*EXERCISE*.
Review the lines that follow and copy each one that contains the word "relationships".
------------------------
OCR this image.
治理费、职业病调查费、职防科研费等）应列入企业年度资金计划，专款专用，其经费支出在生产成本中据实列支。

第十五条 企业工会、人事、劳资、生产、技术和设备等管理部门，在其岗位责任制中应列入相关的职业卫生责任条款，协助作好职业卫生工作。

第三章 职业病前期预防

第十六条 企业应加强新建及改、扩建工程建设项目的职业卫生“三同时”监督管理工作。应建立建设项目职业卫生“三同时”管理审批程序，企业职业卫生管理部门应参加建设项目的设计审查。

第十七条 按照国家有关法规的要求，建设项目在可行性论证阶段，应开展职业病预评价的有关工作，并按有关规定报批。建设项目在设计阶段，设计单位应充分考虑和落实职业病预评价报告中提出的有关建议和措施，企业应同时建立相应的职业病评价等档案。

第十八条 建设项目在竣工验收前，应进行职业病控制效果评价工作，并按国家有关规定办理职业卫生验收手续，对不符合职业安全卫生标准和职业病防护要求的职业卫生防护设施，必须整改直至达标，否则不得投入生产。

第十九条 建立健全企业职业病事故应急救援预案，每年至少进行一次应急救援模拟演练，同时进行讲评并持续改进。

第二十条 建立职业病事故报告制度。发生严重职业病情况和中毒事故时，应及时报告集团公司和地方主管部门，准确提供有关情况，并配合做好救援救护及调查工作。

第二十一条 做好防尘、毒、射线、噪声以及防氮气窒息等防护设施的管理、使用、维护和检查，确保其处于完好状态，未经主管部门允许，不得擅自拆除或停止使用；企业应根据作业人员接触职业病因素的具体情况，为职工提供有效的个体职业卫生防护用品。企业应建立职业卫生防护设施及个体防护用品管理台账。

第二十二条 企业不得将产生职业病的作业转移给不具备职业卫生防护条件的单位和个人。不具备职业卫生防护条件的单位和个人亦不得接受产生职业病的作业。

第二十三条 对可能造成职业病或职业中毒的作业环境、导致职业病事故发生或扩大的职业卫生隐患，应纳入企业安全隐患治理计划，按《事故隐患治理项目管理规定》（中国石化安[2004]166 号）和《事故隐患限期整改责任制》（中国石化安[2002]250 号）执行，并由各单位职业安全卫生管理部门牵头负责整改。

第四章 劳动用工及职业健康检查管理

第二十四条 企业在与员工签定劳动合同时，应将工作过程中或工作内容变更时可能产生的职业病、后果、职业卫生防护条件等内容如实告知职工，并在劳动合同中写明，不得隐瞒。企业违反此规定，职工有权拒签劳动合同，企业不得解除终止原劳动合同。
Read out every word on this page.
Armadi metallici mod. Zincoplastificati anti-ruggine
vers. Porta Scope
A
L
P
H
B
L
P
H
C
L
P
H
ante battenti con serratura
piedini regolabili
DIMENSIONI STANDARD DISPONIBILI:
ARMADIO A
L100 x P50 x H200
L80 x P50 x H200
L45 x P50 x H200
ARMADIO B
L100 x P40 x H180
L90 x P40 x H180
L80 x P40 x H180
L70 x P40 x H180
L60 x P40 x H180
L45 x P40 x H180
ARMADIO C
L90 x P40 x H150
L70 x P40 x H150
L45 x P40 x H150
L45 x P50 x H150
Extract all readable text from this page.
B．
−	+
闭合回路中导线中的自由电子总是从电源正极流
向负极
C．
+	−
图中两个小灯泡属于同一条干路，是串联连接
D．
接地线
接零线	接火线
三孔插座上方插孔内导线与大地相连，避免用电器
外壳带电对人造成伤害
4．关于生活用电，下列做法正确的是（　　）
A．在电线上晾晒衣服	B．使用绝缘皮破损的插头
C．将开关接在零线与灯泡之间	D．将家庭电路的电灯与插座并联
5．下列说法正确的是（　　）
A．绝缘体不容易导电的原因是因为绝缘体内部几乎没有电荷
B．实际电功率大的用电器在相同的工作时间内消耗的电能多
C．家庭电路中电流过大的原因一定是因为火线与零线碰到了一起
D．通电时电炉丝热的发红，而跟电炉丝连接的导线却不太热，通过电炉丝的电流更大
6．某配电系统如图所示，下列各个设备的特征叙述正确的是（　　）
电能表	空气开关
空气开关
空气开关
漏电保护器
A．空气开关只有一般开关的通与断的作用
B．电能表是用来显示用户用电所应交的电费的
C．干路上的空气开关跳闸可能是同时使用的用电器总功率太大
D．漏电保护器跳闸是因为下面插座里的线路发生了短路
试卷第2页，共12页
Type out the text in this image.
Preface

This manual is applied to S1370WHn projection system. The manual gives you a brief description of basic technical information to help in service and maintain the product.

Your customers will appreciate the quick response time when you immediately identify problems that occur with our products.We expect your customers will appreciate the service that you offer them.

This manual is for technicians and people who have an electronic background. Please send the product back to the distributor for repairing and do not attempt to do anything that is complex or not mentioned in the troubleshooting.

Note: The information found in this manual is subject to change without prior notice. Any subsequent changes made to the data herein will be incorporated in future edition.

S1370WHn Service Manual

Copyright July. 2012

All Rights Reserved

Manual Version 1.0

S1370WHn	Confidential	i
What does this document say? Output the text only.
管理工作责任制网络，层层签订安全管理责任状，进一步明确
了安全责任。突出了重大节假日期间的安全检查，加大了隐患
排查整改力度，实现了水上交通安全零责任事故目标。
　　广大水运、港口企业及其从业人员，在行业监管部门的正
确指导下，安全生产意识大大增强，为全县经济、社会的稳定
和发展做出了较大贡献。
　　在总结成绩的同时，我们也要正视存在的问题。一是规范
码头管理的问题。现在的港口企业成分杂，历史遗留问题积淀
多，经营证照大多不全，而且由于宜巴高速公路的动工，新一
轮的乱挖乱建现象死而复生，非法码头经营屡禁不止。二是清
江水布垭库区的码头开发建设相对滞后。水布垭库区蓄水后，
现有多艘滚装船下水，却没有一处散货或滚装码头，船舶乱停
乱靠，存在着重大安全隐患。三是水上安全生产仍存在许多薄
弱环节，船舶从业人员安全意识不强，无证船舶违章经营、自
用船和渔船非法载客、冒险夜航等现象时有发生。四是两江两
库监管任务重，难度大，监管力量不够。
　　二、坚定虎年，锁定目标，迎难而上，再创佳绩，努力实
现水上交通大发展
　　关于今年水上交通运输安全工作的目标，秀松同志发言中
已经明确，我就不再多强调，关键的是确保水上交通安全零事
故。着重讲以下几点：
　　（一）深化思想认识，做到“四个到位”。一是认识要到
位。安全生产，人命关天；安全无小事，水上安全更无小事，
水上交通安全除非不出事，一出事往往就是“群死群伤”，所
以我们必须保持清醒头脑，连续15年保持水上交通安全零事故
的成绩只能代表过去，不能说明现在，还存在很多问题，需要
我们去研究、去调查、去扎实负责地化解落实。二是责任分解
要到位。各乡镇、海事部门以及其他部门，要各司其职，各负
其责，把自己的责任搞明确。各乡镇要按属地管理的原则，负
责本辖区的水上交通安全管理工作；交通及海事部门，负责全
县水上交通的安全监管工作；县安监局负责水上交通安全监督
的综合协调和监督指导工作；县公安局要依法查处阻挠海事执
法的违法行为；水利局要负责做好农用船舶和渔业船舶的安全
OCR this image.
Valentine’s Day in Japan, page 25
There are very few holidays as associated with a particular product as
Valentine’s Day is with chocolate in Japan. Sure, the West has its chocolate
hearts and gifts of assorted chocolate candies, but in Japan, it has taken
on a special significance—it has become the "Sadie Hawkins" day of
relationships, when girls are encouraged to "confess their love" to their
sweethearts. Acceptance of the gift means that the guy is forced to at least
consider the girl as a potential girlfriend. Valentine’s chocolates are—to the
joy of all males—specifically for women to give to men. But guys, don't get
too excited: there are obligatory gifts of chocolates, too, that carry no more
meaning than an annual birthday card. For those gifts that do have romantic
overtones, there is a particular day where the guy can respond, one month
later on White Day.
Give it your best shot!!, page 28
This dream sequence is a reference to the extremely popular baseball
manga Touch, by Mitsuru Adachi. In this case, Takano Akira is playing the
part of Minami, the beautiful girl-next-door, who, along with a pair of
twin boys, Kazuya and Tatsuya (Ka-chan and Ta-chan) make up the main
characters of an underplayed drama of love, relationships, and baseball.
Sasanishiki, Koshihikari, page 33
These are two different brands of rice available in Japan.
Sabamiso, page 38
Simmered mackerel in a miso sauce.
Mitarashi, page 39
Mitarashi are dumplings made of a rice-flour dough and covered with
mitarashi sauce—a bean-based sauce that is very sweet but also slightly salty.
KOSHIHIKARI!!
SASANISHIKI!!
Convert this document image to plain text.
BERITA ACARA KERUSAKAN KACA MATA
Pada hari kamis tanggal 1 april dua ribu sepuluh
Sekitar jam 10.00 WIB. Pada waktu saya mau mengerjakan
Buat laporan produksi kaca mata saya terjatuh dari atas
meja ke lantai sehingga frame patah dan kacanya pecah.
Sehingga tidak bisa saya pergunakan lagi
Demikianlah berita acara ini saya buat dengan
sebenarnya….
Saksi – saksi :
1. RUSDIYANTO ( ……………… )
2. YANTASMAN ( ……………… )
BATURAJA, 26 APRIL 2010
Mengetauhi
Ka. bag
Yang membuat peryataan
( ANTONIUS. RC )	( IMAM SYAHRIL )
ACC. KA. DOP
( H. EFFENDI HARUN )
------------------------
*FINAL ANSWER*.
relationships, when girls are encouraged to "confess their love" to their
characters of an underplayed drama of love, relationships, and baseball.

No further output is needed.